# EXERCISE PROMPT
Wherever the word "SRMTID" appears in a line, copy that line.

Records from a collection
┌────────
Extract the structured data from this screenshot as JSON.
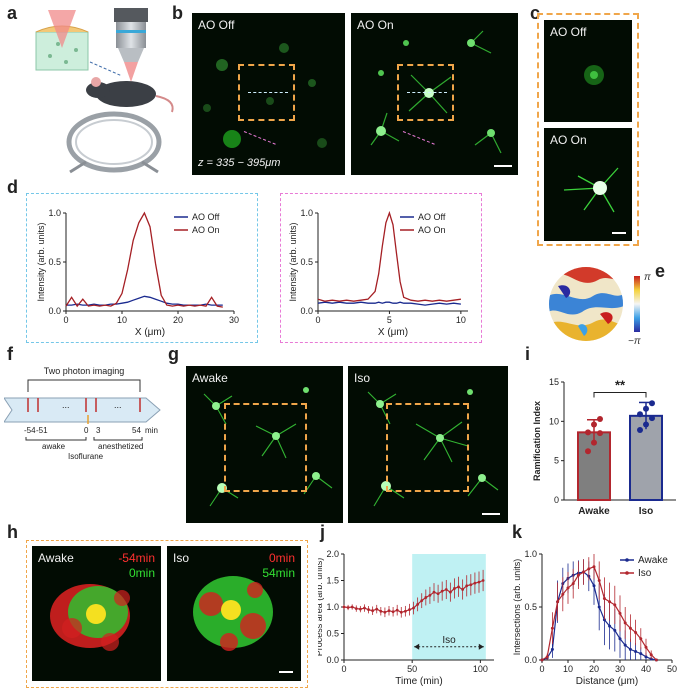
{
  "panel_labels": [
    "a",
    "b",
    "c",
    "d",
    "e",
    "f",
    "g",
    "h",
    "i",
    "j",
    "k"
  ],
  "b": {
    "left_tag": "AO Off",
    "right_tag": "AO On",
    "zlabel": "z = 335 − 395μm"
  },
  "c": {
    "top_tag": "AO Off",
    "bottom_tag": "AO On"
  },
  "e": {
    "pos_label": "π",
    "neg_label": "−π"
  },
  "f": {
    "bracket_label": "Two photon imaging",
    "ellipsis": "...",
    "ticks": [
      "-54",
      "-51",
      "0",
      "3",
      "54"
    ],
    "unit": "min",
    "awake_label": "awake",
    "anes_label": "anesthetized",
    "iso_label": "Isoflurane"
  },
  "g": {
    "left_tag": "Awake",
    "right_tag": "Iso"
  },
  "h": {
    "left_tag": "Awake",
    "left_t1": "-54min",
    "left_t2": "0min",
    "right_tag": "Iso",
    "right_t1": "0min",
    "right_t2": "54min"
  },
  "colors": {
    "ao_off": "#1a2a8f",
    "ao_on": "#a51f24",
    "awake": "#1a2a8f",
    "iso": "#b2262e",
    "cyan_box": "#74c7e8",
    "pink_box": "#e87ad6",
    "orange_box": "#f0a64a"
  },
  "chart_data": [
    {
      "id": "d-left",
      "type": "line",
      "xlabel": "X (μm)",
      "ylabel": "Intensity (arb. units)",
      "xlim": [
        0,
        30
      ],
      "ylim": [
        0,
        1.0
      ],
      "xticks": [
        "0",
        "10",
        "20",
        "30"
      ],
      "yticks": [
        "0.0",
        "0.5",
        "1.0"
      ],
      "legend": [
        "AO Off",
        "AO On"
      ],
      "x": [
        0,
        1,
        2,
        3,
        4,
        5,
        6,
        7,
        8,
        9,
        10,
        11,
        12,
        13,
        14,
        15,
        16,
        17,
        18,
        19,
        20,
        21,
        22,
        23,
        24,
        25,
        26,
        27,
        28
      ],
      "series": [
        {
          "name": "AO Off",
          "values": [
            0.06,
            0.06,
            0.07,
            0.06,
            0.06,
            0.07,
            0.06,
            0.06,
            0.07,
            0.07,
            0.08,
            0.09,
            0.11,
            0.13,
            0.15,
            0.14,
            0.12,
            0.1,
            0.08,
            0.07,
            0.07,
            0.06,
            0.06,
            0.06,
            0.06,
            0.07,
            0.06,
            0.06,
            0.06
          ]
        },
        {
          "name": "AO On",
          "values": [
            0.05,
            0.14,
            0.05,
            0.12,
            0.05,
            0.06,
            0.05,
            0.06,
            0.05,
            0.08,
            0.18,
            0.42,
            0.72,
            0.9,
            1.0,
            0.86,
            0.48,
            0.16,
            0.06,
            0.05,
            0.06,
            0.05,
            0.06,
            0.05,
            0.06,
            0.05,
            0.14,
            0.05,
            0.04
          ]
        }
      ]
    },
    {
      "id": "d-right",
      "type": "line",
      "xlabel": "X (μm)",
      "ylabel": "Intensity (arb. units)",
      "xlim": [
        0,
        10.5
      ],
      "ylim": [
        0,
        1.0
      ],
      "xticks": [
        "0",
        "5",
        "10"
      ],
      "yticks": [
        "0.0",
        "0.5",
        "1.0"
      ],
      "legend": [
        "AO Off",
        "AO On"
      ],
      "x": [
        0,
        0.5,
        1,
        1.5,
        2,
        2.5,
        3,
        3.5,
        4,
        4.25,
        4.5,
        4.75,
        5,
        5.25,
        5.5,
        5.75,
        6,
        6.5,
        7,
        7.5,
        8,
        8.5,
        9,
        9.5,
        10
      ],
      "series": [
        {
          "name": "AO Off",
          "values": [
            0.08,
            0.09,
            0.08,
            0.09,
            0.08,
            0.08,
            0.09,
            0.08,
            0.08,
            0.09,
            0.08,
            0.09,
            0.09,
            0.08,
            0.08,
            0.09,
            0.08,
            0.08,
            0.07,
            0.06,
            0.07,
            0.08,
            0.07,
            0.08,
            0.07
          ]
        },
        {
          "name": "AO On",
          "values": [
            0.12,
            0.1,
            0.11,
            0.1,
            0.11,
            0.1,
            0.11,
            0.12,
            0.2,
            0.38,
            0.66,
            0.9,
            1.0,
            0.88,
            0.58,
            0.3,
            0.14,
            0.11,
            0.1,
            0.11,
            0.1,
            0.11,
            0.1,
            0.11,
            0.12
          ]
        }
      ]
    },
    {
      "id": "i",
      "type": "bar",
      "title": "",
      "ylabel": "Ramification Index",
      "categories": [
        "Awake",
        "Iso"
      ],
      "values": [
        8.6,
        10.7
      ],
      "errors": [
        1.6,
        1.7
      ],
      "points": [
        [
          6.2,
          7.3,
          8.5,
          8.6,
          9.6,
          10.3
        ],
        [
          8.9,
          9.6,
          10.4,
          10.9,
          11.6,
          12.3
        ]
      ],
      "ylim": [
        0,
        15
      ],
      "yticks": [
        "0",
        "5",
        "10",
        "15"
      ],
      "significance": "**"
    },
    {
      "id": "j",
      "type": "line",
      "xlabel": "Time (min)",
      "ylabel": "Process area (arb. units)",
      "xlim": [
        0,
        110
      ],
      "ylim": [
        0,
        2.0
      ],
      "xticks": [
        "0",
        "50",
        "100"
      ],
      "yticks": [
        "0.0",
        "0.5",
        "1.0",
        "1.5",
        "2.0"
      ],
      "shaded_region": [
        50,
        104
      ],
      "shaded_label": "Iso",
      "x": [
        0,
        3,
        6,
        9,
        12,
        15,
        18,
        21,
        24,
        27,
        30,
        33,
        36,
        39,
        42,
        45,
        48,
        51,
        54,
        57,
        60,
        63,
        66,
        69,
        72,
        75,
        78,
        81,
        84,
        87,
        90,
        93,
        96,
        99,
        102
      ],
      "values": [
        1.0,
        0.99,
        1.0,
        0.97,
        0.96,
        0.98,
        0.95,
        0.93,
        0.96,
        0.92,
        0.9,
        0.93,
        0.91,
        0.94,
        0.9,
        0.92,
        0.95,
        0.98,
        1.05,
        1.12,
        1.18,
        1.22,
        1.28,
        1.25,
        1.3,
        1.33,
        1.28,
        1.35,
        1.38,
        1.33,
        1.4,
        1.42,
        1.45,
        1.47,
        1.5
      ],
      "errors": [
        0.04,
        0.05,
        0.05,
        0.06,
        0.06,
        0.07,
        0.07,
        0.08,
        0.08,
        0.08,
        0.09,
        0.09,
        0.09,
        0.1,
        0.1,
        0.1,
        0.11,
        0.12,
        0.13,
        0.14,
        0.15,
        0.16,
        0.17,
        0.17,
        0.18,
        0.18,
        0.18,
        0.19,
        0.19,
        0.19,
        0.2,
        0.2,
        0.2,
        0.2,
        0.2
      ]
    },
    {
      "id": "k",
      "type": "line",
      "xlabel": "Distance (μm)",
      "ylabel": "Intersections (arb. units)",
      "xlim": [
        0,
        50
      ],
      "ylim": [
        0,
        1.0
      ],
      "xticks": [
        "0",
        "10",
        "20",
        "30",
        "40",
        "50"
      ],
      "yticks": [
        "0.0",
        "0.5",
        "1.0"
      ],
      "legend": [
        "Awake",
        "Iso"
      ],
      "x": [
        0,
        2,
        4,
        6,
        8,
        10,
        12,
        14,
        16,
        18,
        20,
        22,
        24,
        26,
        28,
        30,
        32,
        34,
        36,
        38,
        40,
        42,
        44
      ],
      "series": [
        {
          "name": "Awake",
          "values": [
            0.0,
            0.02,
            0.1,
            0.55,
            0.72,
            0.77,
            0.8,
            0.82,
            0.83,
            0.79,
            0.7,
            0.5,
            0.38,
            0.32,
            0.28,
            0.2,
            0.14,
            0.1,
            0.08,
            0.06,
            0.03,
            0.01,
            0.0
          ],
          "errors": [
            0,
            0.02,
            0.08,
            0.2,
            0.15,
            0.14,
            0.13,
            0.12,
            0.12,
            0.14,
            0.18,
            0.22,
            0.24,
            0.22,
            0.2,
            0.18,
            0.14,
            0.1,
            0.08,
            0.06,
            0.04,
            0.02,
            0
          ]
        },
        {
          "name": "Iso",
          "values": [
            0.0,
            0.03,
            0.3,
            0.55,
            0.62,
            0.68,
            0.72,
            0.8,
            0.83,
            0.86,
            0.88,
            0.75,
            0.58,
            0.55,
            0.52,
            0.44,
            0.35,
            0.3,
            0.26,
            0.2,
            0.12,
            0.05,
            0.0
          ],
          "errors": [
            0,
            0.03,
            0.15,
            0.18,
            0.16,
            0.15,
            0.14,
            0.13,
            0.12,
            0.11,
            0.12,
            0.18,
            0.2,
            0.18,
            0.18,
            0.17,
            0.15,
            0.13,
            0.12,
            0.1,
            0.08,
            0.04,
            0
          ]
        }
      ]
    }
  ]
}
└────────
┌────────
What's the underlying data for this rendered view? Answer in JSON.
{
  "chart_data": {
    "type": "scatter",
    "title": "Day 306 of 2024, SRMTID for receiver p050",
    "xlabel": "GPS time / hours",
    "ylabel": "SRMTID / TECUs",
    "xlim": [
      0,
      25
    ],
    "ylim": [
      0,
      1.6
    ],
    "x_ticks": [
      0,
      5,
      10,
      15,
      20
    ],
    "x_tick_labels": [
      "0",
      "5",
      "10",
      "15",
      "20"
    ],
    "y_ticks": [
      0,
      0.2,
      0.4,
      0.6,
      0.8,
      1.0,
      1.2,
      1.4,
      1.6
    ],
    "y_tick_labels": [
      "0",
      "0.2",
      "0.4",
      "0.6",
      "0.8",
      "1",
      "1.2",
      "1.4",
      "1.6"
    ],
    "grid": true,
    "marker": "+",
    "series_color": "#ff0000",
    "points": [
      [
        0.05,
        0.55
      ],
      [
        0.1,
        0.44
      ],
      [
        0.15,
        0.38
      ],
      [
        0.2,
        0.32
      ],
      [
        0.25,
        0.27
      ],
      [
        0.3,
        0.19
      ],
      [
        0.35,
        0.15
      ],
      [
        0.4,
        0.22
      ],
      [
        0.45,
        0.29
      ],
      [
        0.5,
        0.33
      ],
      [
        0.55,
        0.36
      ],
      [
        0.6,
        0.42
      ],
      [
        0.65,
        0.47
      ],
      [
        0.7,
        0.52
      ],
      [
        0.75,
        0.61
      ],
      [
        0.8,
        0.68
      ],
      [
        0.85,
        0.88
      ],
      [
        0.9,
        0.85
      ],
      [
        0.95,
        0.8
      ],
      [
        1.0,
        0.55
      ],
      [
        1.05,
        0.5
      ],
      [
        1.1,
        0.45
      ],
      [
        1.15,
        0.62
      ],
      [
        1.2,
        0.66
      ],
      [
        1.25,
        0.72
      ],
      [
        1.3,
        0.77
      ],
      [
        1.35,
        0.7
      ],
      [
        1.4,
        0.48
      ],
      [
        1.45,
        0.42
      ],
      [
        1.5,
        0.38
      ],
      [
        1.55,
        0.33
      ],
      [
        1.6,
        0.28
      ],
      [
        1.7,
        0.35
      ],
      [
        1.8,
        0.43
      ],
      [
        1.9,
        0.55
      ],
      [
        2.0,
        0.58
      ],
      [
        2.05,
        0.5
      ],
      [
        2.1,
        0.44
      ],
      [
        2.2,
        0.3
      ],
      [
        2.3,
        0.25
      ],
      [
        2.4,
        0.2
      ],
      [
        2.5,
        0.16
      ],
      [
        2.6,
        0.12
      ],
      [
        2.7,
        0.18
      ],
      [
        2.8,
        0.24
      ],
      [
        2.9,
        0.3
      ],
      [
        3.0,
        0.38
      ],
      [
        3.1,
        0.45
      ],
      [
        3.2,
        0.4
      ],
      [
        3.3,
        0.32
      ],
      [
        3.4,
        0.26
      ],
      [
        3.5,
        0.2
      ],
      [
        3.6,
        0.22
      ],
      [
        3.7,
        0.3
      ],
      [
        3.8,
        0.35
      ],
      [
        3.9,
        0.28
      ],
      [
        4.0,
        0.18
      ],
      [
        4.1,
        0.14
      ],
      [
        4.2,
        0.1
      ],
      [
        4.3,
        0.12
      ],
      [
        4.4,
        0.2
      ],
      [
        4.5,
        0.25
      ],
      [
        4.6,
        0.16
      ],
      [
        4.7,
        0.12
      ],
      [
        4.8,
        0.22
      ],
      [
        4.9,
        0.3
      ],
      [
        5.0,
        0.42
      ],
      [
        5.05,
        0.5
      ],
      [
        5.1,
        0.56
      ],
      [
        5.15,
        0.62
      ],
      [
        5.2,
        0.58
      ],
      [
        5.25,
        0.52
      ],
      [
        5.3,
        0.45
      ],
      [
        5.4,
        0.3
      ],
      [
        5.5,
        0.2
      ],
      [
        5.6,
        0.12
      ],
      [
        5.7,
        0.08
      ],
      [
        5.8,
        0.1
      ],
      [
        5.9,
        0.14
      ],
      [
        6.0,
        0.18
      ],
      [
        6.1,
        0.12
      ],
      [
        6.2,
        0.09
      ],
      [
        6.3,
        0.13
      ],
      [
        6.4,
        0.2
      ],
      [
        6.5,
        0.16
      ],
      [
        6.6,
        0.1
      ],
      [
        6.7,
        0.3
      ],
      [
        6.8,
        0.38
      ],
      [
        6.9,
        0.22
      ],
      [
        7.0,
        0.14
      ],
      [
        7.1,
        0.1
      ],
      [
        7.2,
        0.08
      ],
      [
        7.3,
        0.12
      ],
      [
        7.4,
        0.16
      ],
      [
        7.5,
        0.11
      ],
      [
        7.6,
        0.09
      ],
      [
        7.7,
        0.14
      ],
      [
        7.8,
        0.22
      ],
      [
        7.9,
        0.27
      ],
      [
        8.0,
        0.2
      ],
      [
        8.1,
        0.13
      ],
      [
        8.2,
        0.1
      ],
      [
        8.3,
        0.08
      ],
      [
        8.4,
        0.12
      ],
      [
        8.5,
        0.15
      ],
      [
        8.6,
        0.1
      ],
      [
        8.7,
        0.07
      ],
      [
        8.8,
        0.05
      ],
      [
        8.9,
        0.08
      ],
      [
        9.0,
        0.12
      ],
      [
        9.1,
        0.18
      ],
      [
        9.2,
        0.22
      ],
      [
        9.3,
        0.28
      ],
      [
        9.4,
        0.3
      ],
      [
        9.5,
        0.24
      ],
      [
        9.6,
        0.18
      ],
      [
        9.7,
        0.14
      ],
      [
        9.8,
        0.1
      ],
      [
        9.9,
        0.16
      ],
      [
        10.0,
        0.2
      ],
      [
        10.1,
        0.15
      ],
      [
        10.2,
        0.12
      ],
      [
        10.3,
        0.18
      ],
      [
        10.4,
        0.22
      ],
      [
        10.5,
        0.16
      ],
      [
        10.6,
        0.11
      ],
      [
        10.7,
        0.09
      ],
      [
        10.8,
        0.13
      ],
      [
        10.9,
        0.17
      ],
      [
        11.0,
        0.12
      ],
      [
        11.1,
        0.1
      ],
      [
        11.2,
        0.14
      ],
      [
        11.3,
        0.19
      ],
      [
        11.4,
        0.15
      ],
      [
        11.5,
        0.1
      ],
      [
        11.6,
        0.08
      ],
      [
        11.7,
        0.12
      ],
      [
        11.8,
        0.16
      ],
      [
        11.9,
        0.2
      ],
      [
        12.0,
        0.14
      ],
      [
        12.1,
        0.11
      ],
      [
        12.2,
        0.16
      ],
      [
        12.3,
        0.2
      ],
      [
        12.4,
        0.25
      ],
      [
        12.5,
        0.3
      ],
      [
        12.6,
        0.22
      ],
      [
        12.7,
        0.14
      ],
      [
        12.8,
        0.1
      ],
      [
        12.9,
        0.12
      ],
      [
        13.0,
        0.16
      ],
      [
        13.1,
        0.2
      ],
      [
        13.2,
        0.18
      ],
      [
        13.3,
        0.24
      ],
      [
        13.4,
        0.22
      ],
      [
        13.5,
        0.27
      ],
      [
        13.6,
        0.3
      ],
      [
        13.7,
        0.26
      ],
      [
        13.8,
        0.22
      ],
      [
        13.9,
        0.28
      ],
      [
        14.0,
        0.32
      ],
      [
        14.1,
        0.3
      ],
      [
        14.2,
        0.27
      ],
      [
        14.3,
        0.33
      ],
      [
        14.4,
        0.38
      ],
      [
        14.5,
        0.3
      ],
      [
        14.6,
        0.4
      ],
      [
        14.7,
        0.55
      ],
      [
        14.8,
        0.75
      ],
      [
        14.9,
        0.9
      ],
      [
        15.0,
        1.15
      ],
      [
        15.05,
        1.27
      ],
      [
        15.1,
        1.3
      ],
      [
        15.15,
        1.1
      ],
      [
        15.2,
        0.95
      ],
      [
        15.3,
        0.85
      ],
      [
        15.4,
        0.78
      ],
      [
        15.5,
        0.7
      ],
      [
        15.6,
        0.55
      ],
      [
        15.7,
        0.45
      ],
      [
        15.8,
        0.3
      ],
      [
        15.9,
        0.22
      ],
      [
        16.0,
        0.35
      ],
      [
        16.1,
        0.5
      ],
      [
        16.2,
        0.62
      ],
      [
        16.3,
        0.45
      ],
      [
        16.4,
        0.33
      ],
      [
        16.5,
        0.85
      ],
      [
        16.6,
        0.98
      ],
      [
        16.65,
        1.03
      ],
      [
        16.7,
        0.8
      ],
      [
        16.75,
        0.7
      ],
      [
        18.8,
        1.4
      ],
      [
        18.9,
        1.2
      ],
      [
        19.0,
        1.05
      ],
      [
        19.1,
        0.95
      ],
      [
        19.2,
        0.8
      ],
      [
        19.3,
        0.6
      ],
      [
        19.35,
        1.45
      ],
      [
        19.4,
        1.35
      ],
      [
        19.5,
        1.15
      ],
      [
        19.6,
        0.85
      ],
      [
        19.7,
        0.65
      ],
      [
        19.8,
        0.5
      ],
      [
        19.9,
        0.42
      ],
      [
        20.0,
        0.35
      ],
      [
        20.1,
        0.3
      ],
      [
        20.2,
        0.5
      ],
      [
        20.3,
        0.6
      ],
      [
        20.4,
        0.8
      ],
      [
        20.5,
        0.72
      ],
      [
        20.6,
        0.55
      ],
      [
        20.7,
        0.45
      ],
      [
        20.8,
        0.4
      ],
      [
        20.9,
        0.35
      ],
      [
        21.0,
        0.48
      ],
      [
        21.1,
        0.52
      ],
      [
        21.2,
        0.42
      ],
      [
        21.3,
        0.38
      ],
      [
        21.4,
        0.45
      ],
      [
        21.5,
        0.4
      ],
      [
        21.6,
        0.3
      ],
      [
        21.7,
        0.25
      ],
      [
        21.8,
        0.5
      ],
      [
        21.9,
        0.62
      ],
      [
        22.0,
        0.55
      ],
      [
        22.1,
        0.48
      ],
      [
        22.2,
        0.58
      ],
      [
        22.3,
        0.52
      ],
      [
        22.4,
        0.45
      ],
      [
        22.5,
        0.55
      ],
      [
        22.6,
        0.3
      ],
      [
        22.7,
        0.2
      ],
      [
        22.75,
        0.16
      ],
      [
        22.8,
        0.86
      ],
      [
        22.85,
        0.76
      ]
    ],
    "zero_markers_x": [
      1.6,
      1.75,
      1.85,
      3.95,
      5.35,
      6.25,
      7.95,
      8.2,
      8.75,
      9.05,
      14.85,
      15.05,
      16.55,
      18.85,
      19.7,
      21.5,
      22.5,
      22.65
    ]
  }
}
└────────
# FINAL ANSWER
    "title": "Day 306 of 2024, SRMTID for receiver p050",
    "ylabel": "SRMTID / TECUs",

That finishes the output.